Task to carry out: Repeat every record exactly, but keep images out of the copy.

Dataset excerpts

------------------------------------

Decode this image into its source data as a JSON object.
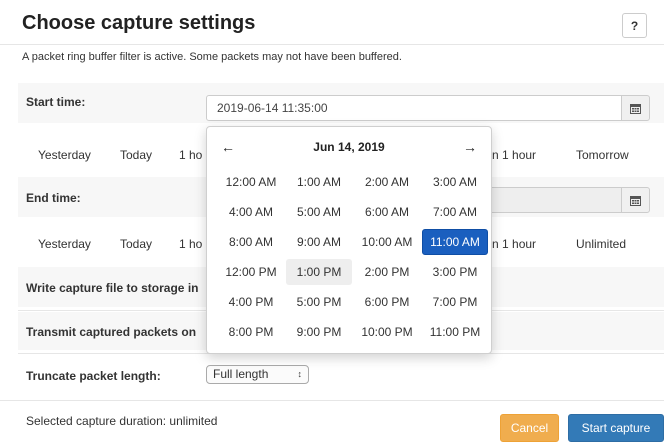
{
  "header": {
    "title": "Choose capture settings",
    "help_label": "?"
  },
  "notice": "A packet ring buffer filter is active. Some packets may not have been buffered.",
  "start": {
    "label": "Start time:",
    "value": "2019-06-14 11:35:00",
    "quick_left": [
      "Yesterday",
      "Today",
      "1 ho"
    ],
    "quick_right": [
      "n 1 hour",
      "Tomorrow"
    ]
  },
  "end": {
    "label": "End time:",
    "value": "",
    "quick_left": [
      "Yesterday",
      "Today",
      "1 ho"
    ],
    "quick_right": [
      "n 1 hour",
      "Unlimited"
    ]
  },
  "rows": {
    "write_label": "Write capture file to storage in",
    "transmit_label": "Transmit captured packets on",
    "truncate_label": "Truncate packet length:"
  },
  "truncate_select": {
    "selected": "Full length",
    "arrows": "↕"
  },
  "calendar_icon": "calendar-icon",
  "popup": {
    "month": "Jun 14, 2019",
    "prev": "←",
    "next": "→",
    "hours": [
      "12:00 AM",
      "1:00 AM",
      "2:00 AM",
      "3:00 AM",
      "4:00 AM",
      "5:00 AM",
      "6:00 AM",
      "7:00 AM",
      "8:00 AM",
      "9:00 AM",
      "10:00 AM",
      "11:00 AM",
      "12:00 PM",
      "1:00 PM",
      "2:00 PM",
      "3:00 PM",
      "4:00 PM",
      "5:00 PM",
      "6:00 PM",
      "7:00 PM",
      "8:00 PM",
      "9:00 PM",
      "10:00 PM",
      "11:00 PM"
    ],
    "selected": "11:00 AM",
    "hovered": "1:00 PM"
  },
  "footer": {
    "status": "Selected capture duration: unlimited",
    "cancel": "Cancel",
    "start": "Start capture"
  },
  "colors": {
    "primary": "#337ab7",
    "warning": "#f0ad4e",
    "selected": "#1a5fbf"
  }
}
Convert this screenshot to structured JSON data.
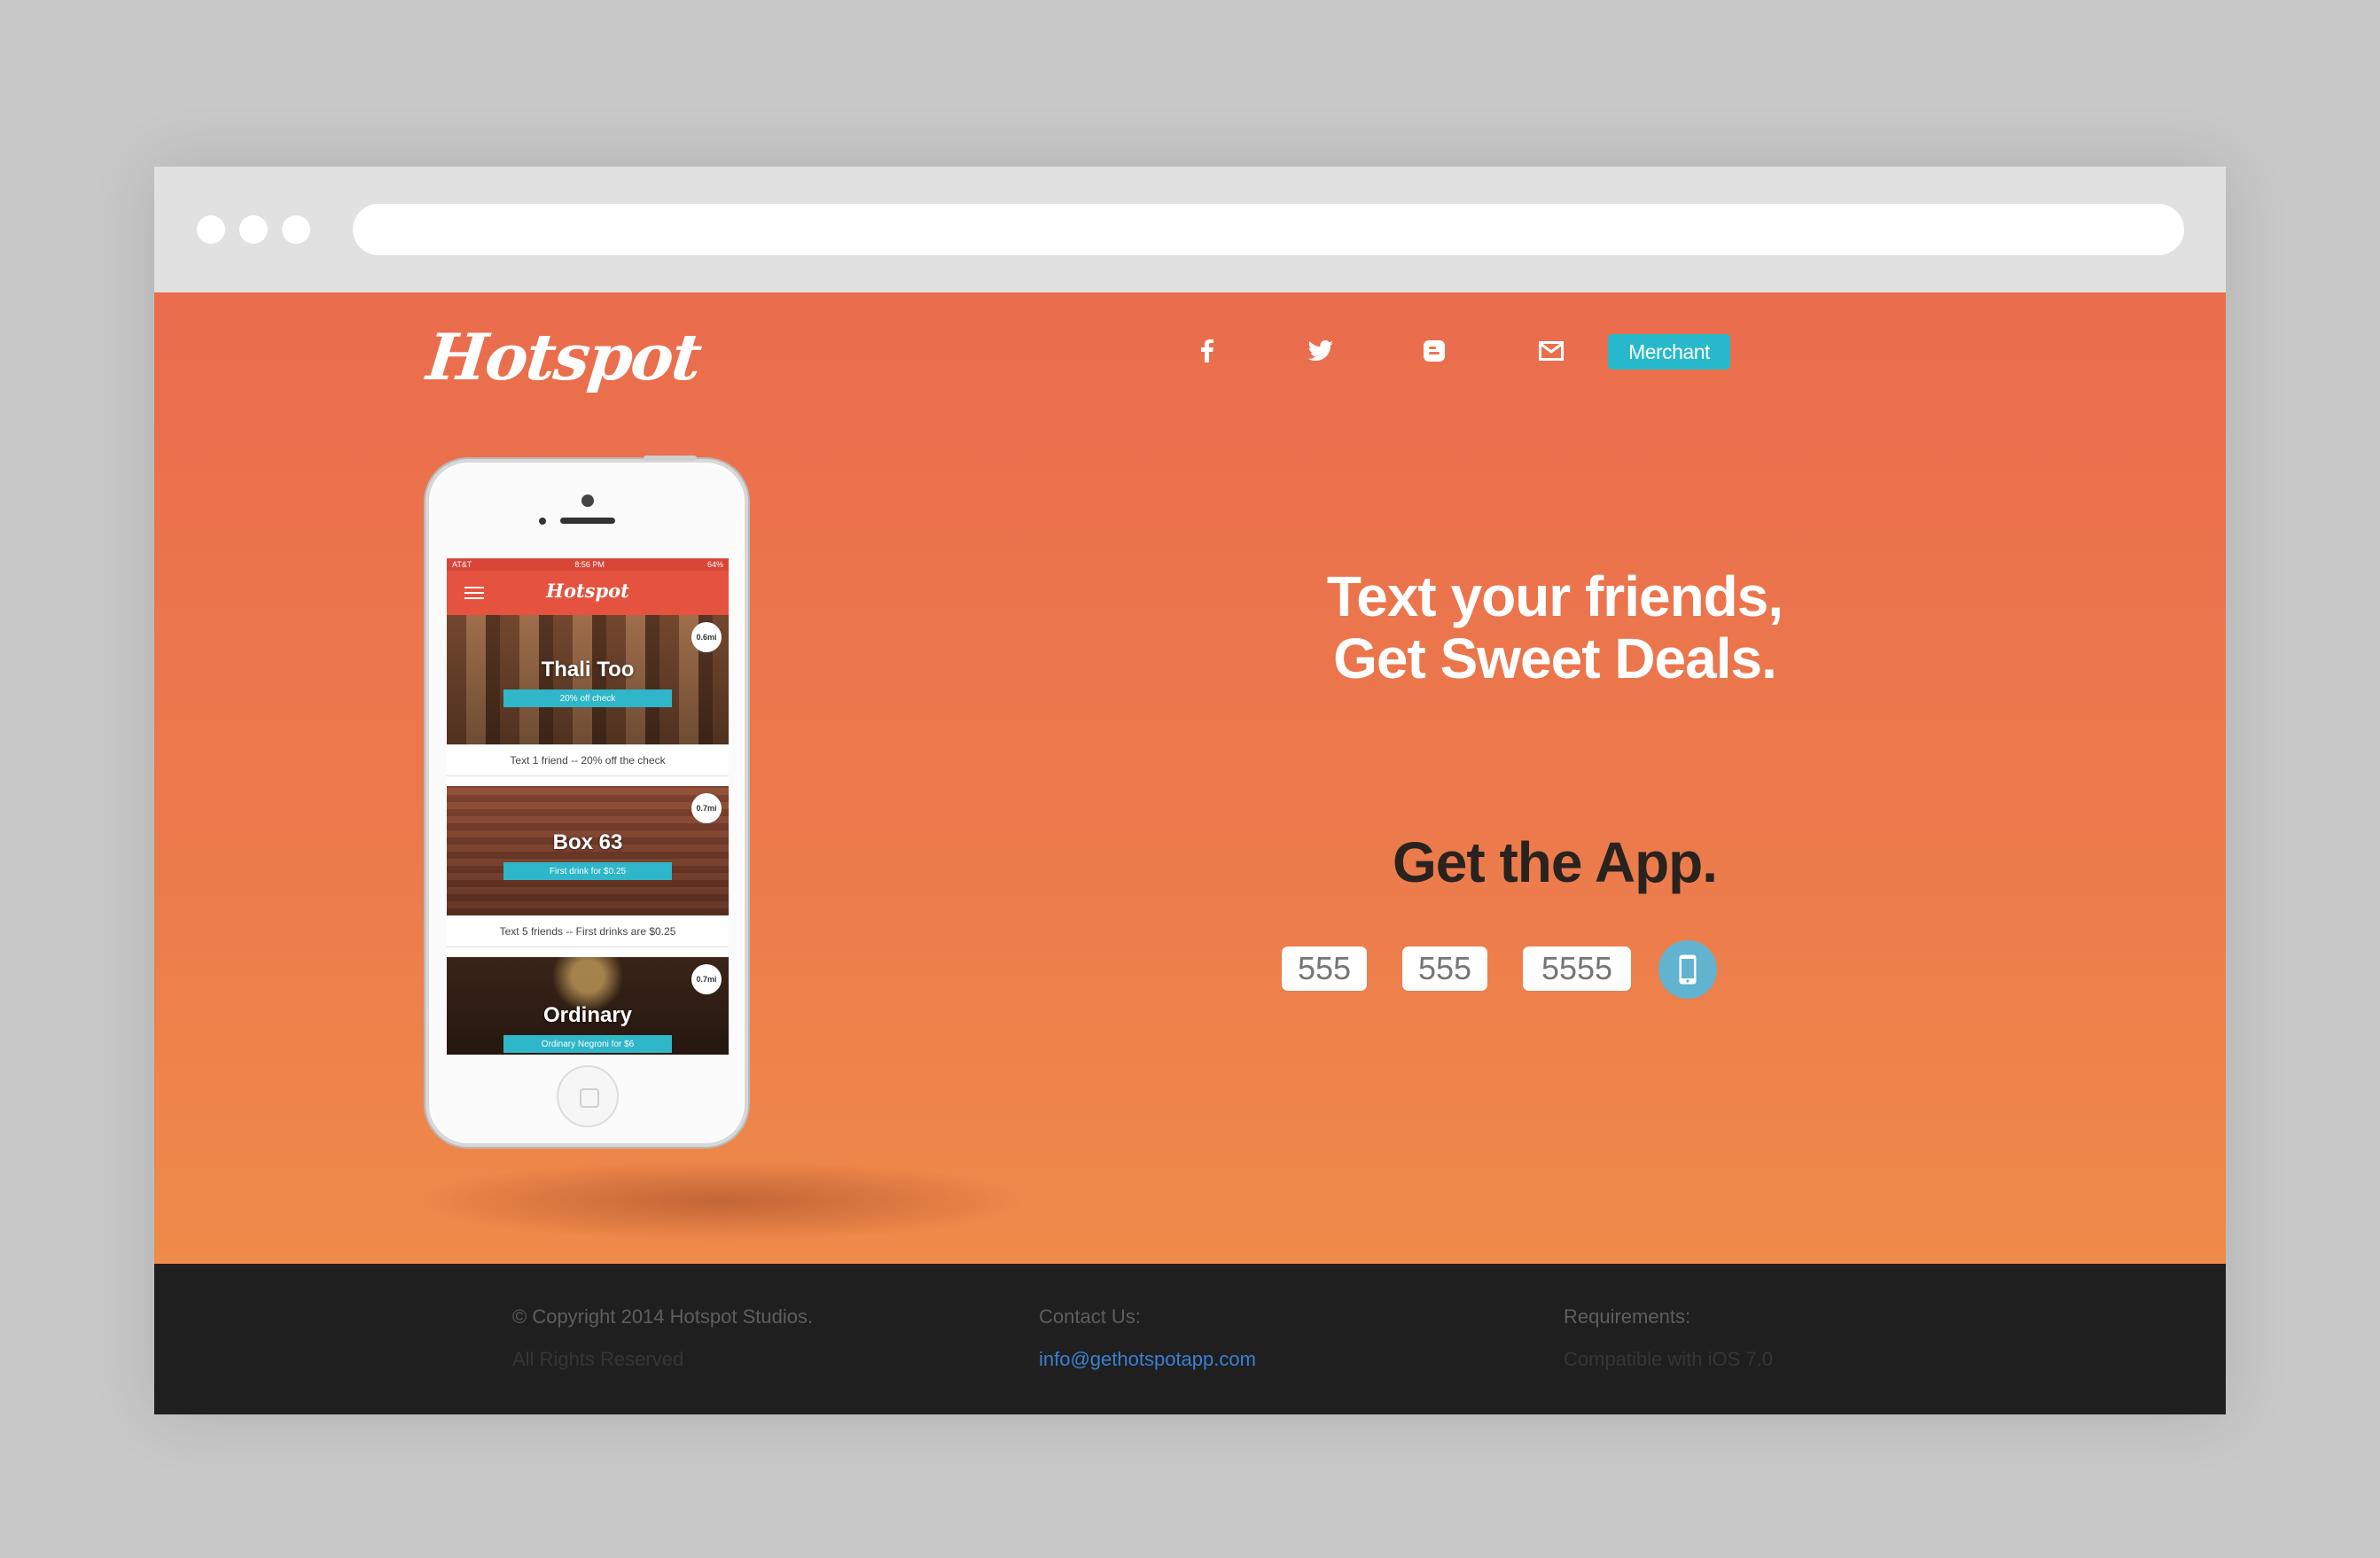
{
  "brand": {
    "logo": "Hotspot",
    "colors": {
      "hero_top": "#ea6d4d",
      "hero_bottom": "#ef8a4a",
      "accent": "#27b9cb",
      "footer_bg": "#1f1f1f",
      "send_button": "#62b3cf"
    }
  },
  "nav": {
    "icons": [
      "facebook-icon",
      "twitter-icon",
      "blogger-icon",
      "mail-icon"
    ],
    "merchant_label": "Merchant"
  },
  "hero": {
    "headline_line1": "Text your friends,",
    "headline_line2": "Get Sweet Deals.",
    "cta_title": "Get the App.",
    "phone_fields": [
      "555",
      "555",
      "5555"
    ],
    "send_icon": "phone-icon"
  },
  "phone_app": {
    "status_left": "AT&T",
    "status_time": "8:56 PM",
    "status_battery": "64%",
    "title": "Hotspot",
    "cards": [
      {
        "name": "Thali Too",
        "deal": "20% off check",
        "distance": "0.6mi",
        "caption": "Text 1 friend -- 20% off the check"
      },
      {
        "name": "Box 63",
        "deal": "First drink for $0.25",
        "distance": "0.7mi",
        "caption": "Text 5 friends -- First drinks are $0.25"
      },
      {
        "name": "Ordinary",
        "deal": "Ordinary Negroni for $6",
        "distance": "0.7mi",
        "caption": ""
      }
    ]
  },
  "footer": {
    "copyright": "© Copyright 2014 Hotspot Studios.",
    "rights": "All Rights Reserved",
    "contact_label": "Contact Us:",
    "contact_email": "info@gethotspotapp.com",
    "requirements_label": "Requirements:",
    "requirements_value": "Compatible with iOS 7.0"
  }
}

------------------------------------

Task response:
Decode this image into its source data as a JSON object.
{
  "header": {
    "title": "Choose capture settings",
    "help_label": "?"
  },
  "notice": "A packet ring buffer filter is active. Some packets may not have been buffered.",
  "start": {
    "label": "Start time:",
    "value": "2019-06-14 11:35:00",
    "quick_left": [
      "Yesterday",
      "Today",
      "1 ho"
    ],
    "quick_right": [
      "n 1 hour",
      "Tomorrow"
    ]
  },
  "end": {
    "label": "End time:",
    "value": "",
    "quick_left": [
      "Yesterday",
      "Today",
      "1 ho"
    ],
    "quick_right": [
      "n 1 hour",
      "Unlimited"
    ]
  },
  "rows": {
    "write_label": "Write capture file to storage in",
    "transmit_label": "Transmit captured packets on",
    "truncate_label": "Truncate packet length:"
  },
  "truncate_select": {
    "selected": "Full length",
    "arrows": "↕"
  },
  "calendar_icon": "calendar-icon",
  "popup": {
    "month": "Jun 14, 2019",
    "prev": "←",
    "next": "→",
    "hours": [
      "12:00 AM",
      "1:00 AM",
      "2:00 AM",
      "3:00 AM",
      "4:00 AM",
      "5:00 AM",
      "6:00 AM",
      "7:00 AM",
      "8:00 AM",
      "9:00 AM",
      "10:00 AM",
      "11:00 AM",
      "12:00 PM",
      "1:00 PM",
      "2:00 PM",
      "3:00 PM",
      "4:00 PM",
      "5:00 PM",
      "6:00 PM",
      "7:00 PM",
      "8:00 PM",
      "9:00 PM",
      "10:00 PM",
      "11:00 PM"
    ],
    "selected": "11:00 AM",
    "hovered": "1:00 PM"
  },
  "footer": {
    "status": "Selected capture duration: unlimited",
    "cancel": "Cancel",
    "start": "Start capture"
  },
  "colors": {
    "primary": "#337ab7",
    "warning": "#f0ad4e",
    "selected": "#1a5fbf"
  }
}
Convert this screenshot to structured JSON data.
{
  "brand": {
    "logo": "Hotspot",
    "colors": {
      "hero_top": "#ea6d4d",
      "hero_bottom": "#ef8a4a",
      "accent": "#27b9cb",
      "footer_bg": "#1f1f1f",
      "send_button": "#62b3cf"
    }
  },
  "nav": {
    "icons": [
      "facebook-icon",
      "twitter-icon",
      "blogger-icon",
      "mail-icon"
    ],
    "merchant_label": "Merchant"
  },
  "hero": {
    "headline_line1": "Text your friends,",
    "headline_line2": "Get Sweet Deals.",
    "cta_title": "Get the App.",
    "phone_fields": [
      "555",
      "555",
      "5555"
    ],
    "send_icon": "phone-icon"
  },
  "phone_app": {
    "status_left": "AT&T",
    "status_time": "8:56 PM",
    "status_battery": "64%",
    "title": "Hotspot",
    "cards": [
      {
        "name": "Thali Too",
        "deal": "20% off check",
        "distance": "0.6mi",
        "caption": "Text 1 friend -- 20% off the check"
      },
      {
        "name": "Box 63",
        "deal": "First drink for $0.25",
        "distance": "0.7mi",
        "caption": "Text 5 friends -- First drinks are $0.25"
      },
      {
        "name": "Ordinary",
        "deal": "Ordinary Negroni for $6",
        "distance": "0.7mi",
        "caption": ""
      }
    ]
  },
  "footer": {
    "copyright": "© Copyright 2014 Hotspot Studios.",
    "rights": "All Rights Reserved",
    "contact_label": "Contact Us:",
    "contact_email": "info@gethotspotapp.com",
    "requirements_label": "Requirements:",
    "requirements_value": "Compatible with iOS 7.0"
  }
}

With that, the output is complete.